Pull out each line of the data that includes the word "ссылки".

==== STORED DATA ====

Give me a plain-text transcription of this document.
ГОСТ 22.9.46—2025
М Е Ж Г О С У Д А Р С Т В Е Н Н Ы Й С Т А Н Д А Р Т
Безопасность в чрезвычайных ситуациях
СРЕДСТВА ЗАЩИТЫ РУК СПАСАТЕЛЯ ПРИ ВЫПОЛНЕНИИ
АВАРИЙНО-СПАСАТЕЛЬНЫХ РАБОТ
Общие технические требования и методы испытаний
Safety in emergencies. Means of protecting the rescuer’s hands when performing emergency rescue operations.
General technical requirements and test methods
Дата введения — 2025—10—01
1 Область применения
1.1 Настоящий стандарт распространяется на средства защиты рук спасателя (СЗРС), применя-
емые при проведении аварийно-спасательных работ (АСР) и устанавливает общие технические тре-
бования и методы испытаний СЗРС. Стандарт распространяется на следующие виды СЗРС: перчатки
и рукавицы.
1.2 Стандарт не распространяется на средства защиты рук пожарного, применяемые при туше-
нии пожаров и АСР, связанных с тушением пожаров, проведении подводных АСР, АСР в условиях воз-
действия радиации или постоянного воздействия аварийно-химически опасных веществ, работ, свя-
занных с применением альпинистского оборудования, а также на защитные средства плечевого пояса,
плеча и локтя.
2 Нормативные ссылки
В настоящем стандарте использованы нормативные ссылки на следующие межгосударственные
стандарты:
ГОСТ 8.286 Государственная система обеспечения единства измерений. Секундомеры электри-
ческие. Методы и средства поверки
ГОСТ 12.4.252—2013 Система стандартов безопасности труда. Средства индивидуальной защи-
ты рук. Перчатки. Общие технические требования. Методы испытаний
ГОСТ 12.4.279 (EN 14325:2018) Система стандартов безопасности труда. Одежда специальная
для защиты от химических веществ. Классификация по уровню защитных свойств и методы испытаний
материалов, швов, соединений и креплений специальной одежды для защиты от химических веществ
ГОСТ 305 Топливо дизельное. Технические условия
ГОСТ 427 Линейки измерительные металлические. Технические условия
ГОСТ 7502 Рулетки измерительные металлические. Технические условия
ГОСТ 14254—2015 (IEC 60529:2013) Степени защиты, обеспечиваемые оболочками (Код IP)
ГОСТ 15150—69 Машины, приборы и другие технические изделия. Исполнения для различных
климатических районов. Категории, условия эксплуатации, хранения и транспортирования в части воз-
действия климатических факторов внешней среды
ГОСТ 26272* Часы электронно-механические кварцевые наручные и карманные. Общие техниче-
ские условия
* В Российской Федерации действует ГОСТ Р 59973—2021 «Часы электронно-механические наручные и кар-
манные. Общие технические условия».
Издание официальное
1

====

FINAL RESULT.
2 Нормативные ссылки
В настоящем стандарте использованы нормативные ссылки на следующие межгосударственные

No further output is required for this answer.